* _DOCUMENT TEXT_

* * *

TEXTS
Developing Countries and IP Policy By Carolyn Deere
In the context of a global “information” economy propelled increasingly by knowledge-based industries, the protection of ideas and innovations has become a central priority in the competitive strategies of many powerful economic actors. As global economic disparities widen, the ownership and distribution of these assets has also become a high-stakes issue in international economic negotiations.

At present, there is considerable debate about what kind of IP policies will best help advance development goals in different developing countries. Indeed, over the centuries, both governments and industry have held varying views on the appropriate objectives, nature and role of IP policy depending on their level of economic and technological development, prevailing economic circumstances and political priorities. Countries have selected vastly different approaches to the scope, length and enforcement of IP protection according to whether their goals are to promote innovation, protect industry investment, advance international competitive advantage, reward importers of foreign technologies, encourage diffusion of new knowledge, create incentives for future innovation, or ensure affordability of technologies.

Despite this historical reality, the overarching global trend is that of a considerable strengthening of IP protection, whereby developing countries are pushed to upgrade to meet (and sometimes to exceed) developed country IP standards as the global benchmark. These strengthened standards are far better suited to the interests of the current holders of information, data and knowledge (in large part multinational corporation and developed country research centres) rather than to those in developing countries needing access to these assets. Most commonly, developing countries are nonetheless neither pro- nor anti-intellectual property per se. Rather, they call for more careful analysis of which IP policies will serve what goals and whose interests under what conditions. Most importantly, developing countries have begun to work to carve out “policy space” within international and domestic IP policies to ensure that they retain flexibility to adopt policies that advance their development priorities.

* * *

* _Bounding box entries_
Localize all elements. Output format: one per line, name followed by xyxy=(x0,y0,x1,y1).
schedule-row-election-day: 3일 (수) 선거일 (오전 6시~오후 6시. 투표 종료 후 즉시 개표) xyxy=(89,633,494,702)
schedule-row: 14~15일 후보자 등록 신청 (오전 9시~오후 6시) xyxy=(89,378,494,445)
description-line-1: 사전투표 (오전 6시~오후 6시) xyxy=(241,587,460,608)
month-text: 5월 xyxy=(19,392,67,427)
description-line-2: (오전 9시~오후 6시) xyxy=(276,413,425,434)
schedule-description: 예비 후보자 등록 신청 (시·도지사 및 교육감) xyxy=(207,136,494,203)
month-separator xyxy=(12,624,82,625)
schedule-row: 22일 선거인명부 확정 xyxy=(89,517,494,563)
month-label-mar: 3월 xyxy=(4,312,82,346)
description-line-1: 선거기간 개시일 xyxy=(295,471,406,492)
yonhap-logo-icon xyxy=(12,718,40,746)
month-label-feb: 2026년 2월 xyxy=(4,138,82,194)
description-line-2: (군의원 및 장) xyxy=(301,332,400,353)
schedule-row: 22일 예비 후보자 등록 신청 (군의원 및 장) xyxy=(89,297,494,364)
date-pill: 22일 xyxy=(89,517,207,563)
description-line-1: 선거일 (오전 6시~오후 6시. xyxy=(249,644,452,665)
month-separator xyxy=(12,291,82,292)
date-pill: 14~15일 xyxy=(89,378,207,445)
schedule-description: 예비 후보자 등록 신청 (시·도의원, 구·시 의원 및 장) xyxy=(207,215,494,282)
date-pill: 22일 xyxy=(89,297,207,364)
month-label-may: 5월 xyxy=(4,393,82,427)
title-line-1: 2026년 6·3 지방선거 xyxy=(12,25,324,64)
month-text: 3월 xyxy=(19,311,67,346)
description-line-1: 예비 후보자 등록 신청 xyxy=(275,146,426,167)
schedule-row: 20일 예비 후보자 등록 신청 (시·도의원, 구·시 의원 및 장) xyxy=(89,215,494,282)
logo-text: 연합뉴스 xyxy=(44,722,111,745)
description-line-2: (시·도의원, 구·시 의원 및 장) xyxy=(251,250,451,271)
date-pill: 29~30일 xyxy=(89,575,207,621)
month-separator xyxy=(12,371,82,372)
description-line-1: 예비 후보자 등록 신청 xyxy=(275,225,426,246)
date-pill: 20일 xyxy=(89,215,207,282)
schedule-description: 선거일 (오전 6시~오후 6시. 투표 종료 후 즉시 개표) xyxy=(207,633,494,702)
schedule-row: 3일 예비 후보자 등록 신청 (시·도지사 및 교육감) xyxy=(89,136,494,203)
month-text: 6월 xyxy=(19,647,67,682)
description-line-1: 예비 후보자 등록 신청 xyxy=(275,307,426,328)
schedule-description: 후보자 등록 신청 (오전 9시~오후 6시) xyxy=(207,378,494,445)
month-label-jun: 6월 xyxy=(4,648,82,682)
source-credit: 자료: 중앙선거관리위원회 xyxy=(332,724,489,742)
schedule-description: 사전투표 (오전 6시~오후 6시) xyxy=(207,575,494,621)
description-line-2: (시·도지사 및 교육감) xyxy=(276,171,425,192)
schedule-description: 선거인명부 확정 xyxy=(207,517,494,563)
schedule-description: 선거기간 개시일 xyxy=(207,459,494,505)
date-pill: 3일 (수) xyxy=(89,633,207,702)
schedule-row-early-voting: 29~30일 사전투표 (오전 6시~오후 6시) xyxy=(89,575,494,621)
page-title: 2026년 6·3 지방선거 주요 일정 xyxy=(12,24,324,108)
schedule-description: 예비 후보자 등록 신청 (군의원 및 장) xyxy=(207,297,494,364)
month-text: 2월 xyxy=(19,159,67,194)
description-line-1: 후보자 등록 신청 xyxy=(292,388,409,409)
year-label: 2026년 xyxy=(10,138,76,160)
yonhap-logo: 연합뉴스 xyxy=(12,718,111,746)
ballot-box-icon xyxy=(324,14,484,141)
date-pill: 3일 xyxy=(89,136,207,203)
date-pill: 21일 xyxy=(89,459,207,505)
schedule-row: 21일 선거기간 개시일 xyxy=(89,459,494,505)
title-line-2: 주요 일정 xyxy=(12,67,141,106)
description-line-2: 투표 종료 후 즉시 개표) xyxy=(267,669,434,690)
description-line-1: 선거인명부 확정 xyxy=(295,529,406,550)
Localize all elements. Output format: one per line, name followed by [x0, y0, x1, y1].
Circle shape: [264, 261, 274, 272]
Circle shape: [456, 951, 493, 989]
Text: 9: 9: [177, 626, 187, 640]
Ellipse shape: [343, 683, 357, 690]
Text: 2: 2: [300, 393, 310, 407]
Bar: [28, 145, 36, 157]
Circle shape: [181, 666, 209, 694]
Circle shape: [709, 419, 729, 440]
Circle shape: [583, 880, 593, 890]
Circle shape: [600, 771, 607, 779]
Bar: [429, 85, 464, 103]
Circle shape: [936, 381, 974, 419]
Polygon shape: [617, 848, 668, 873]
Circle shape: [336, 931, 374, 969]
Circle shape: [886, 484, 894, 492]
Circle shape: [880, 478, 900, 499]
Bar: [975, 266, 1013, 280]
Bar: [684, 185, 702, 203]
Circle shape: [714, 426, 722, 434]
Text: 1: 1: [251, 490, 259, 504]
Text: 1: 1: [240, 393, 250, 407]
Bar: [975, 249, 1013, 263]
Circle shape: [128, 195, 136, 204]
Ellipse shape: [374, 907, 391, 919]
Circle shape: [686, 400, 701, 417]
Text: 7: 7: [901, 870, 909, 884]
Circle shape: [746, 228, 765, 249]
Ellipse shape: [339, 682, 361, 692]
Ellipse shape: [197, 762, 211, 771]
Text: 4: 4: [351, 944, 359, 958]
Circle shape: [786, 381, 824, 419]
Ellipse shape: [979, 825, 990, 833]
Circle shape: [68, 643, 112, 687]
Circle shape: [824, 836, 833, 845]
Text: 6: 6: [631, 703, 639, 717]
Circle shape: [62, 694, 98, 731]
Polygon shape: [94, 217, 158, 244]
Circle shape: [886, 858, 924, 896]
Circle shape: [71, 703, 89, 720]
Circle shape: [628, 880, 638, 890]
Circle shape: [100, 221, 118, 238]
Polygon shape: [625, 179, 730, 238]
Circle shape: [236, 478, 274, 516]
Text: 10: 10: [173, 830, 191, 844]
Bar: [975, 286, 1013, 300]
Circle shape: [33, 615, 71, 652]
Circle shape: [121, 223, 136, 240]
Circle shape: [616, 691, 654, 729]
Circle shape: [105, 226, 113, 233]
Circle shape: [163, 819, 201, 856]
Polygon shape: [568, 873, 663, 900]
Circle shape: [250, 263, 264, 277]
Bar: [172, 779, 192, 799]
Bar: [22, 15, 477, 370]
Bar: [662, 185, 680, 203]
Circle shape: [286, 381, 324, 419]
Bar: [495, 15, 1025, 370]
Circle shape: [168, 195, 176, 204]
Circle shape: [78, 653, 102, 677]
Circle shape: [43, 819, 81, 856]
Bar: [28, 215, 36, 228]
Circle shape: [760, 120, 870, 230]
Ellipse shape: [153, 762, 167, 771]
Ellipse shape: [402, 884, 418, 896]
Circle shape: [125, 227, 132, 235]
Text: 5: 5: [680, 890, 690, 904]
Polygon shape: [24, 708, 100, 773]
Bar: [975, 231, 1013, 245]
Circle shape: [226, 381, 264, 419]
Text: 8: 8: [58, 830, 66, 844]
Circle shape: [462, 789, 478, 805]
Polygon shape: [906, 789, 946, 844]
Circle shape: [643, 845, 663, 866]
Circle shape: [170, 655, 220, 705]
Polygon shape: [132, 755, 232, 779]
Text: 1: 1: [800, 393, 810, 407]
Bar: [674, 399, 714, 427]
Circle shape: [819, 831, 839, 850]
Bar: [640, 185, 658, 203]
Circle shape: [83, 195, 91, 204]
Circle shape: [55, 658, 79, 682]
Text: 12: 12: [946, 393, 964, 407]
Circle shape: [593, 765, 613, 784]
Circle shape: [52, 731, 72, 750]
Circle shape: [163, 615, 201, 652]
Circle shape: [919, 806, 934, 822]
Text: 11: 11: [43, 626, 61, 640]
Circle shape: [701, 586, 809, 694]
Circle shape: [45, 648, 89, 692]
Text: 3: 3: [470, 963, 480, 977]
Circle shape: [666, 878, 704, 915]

* * *

* _THINGS TO DO_
**1)** Output the passage from the text on developing countries and IP policy, beginning at the words that hold "At present, there" and stopping after "affordability of technologies.".
**2)** Pick up the text on developing countries and IP policy after its final sentence and keep writing.
The listing was taken from a separate source.

* _ANSWERS FOR THE EXERCISE_
**1)**
At present, there is considerable debate about what kind of IP policies will best help advance development goals in different developing countries. Indeed, over the centuries, both governments and industry have held varying views on the appropriate objectives, nature and role of IP policy depending on their level of economic and technological development, prevailing economic circumstances and political priorities. Countries have selected vastly different approaches to the scope, length and enforcement of IP protection according to whether their goals are to promote innovation, protect industry investment, advance international competitive advantage, reward importers of foreign technologies, encourage diffusion of new knowledge, create incentives for future innovation, or ensure affordability of technologies.

**2)**
To understand the dynamics of IP policy discussions likely to emerge in the context of WSIS, it is useful to reflect on some key aspects of recent IP trendss with respect to developing countries.

Over the past decades, international rules on IP protection have expanded into what can be best described as a global system of intellectual property regulation. Perhaps the most significant elements of this global IP regime—and that which has generated the most controversy—is the entry into force of the WTO's Agreement on Trade in Intellectual Rights (TRIPS) which establishes universal minimum standards of protection and enforcement for virtually all forms of IP. The pressure on developing countries to implement TRIPS-compliant IP policies has subsequently generated, sometimes for the first time, national debates in developing countries on the appropriate nature of IP protection.

Beyond TRIPS, the global IP system also comprises a series of intersecting multilateral, regional and bilateral agreements, regional conventions and instruments, and international institutions that together build on and strengthen the minimum TRIPS standards. Shared across these agreements and institutions is a common tendency for the range of protectable subject matter to be widened, for new IP rights to be created, and for the basic features of IP rights to be strengthened and standardized.

As developing countries collectively have become more effective in resisting IP pressures in the TRIPS arena, the US, in particular, has resorted to other fora and tactics to force countries to increase their IP standards, including direct threats of economic sanctions or withdrawal of aid and the incorporation of high IP standards in bilateral and regional trade and investment agreements (such as in US free trade agreements with Jordan (2002), Singapore (2003) and Chile (2003). The resulting TRIPS “plus” agreements can, for example, oblige countries to introduce stronger protection at a faster pace and higher standard than TRIPS requires.

At the multilateral level, WIPO has re-emerged as a focal point for developed countries to advance their IP agenda. A proposed Substantive Patent Law Treaty has the potential to harmonize national and regional patent laws almost completely. It would, for example, lead to agreed international definitions of key terms such as prior art, novelty, and inventive steps—thus considerably limiting developing country discretion as to the breadth of patent claims and foreclosing the use of flexibilities won in the TRIPS context. Additional examples of the creation of new IP rights include the two 1996 WIPO Internet Treaties (which developing countries are now being pushed to ratify in bilateral trade agreements).

Finally, technical assistance and capacity building programs are another means through which developing country IP standards are becoming harmonized with Northern standards. Developing countries voice increasing concern that the advice provided in the course of these initiatives fail to properly alert countries to the flexibilities that TRIPS provides or to help them tailor policies to best address their economic circumstances and priorities.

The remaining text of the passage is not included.